##### Records #####

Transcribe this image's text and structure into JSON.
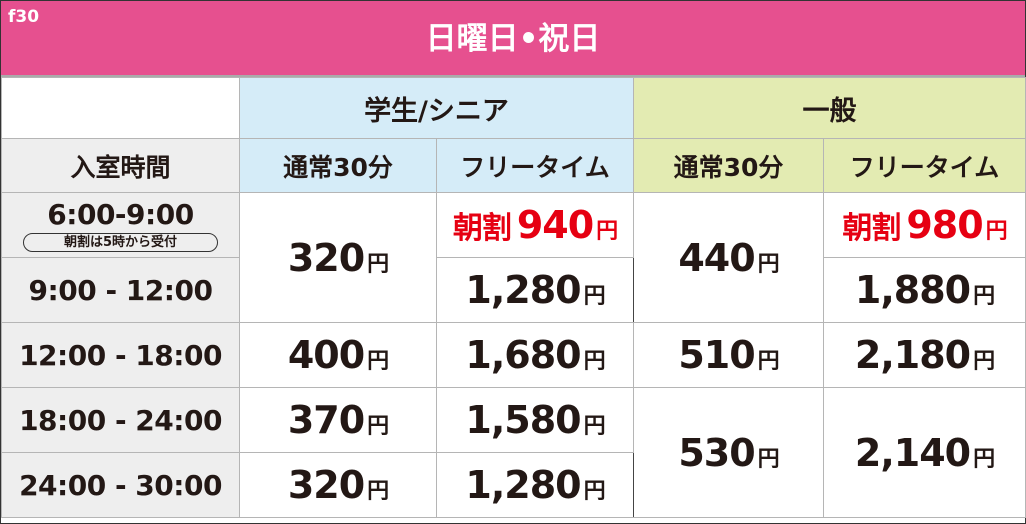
{
  "header": {
    "code": "f30",
    "title": "日曜日•祝日"
  },
  "colors": {
    "title_bg": "#e6508f",
    "student_bg": "#d5ecf8",
    "general_bg": "#e3ebb2",
    "time_bg": "#eeeeee",
    "discount_text": "#e60012"
  },
  "groups": {
    "student": "学生/シニア",
    "general": "一般"
  },
  "columns": {
    "time": "入室時間",
    "regular": "通常30分",
    "free": "フリータイム"
  },
  "yen": "円",
  "discount_label": "朝割",
  "rows": [
    {
      "time": "6:00-9:00",
      "note": "朝割は5時から受付",
      "student_regular": "320",
      "student_free": "940",
      "general_regular": "440",
      "general_free": "980"
    },
    {
      "time": "9:00 - 12:00",
      "student_free": "1,280",
      "general_free": "1,880"
    },
    {
      "time": "12:00 - 18:00",
      "student_regular": "400",
      "student_free": "1,680",
      "general_regular": "510",
      "general_free": "2,180"
    },
    {
      "time": "18:00 - 24:00",
      "student_regular": "370",
      "student_free": "1,580",
      "general_regular": "530",
      "general_free": "2,140"
    },
    {
      "time": "24:00 - 30:00",
      "student_regular": "320",
      "student_free": "1,280"
    }
  ]
}
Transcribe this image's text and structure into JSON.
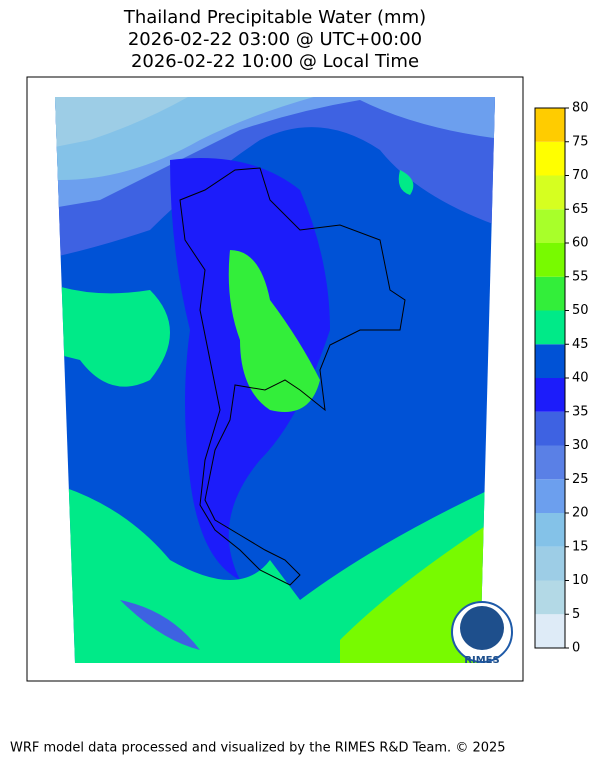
{
  "map": {
    "title_lines": [
      "Thailand Precipitable Water (mm)",
      "2026-02-22 03:00 @ UTC+00:00",
      "2026-02-22 10:00 @ Local Time"
    ],
    "colorbar": {
      "levels": [
        0,
        5,
        10,
        15,
        20,
        25,
        30,
        35,
        40,
        45,
        50,
        55,
        60,
        65,
        70,
        75,
        80
      ],
      "colors": [
        "#deebf7",
        "#b3d9e6",
        "#9dcde6",
        "#84c2e8",
        "#6c9fee",
        "#5a80e6",
        "#3e62e2",
        "#1c1cfa",
        "#0052d6",
        "#00ea88",
        "#33ee3a",
        "#78fa00",
        "#a8ff2a",
        "#d6ff20",
        "#ffff00",
        "#ffcc00"
      ]
    },
    "logo_text": "RIMES"
  },
  "footer": "WRF model data processed and visualized by the RIMES R&D Team. © 2025"
}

#####

*Requirements:* Take the listing and print it again exactly, but without any pictures.

*Answer to this task:*
Transcribe this image's text and structure into JSON.
{
  "header": {
    "code": "f30",
    "title": "日曜日•祝日"
  },
  "colors": {
    "title_bg": "#e6508f",
    "student_bg": "#d5ecf8",
    "general_bg": "#e3ebb2",
    "time_bg": "#eeeeee",
    "discount_text": "#e60012"
  },
  "groups": {
    "student": "学生/シニア",
    "general": "一般"
  },
  "columns": {
    "time": "入室時間",
    "regular": "通常30分",
    "free": "フリータイム"
  },
  "yen": "円",
  "discount_label": "朝割",
  "rows": [
    {
      "time": "6:00-9:00",
      "note": "朝割は5時から受付",
      "student_regular": "320",
      "student_free": "940",
      "general_regular": "440",
      "general_free": "980"
    },
    {
      "time": "9:00 - 12:00",
      "student_free": "1,280",
      "general_free": "1,880"
    },
    {
      "time": "12:00 - 18:00",
      "student_regular": "400",
      "student_free": "1,680",
      "general_regular": "510",
      "general_free": "2,180"
    },
    {
      "time": "18:00 - 24:00",
      "student_regular": "370",
      "student_free": "1,580",
      "general_regular": "530",
      "general_free": "2,140"
    },
    {
      "time": "24:00 - 30:00",
      "student_regular": "320",
      "student_free": "1,280"
    }
  ]
}
Transcribe this image's text and structure into JSON.
{
  "map": {
    "title_lines": [
      "Thailand Precipitable Water (mm)",
      "2026-02-22 03:00 @ UTC+00:00",
      "2026-02-22 10:00 @ Local Time"
    ],
    "colorbar": {
      "levels": [
        0,
        5,
        10,
        15,
        20,
        25,
        30,
        35,
        40,
        45,
        50,
        55,
        60,
        65,
        70,
        75,
        80
      ],
      "colors": [
        "#deebf7",
        "#b3d9e6",
        "#9dcde6",
        "#84c2e8",
        "#6c9fee",
        "#5a80e6",
        "#3e62e2",
        "#1c1cfa",
        "#0052d6",
        "#00ea88",
        "#33ee3a",
        "#78fa00",
        "#a8ff2a",
        "#d6ff20",
        "#ffff00",
        "#ffcc00"
      ]
    },
    "logo_text": "RIMES"
  },
  "footer": "WRF model data processed and visualized by the RIMES R&D Team. © 2025"
}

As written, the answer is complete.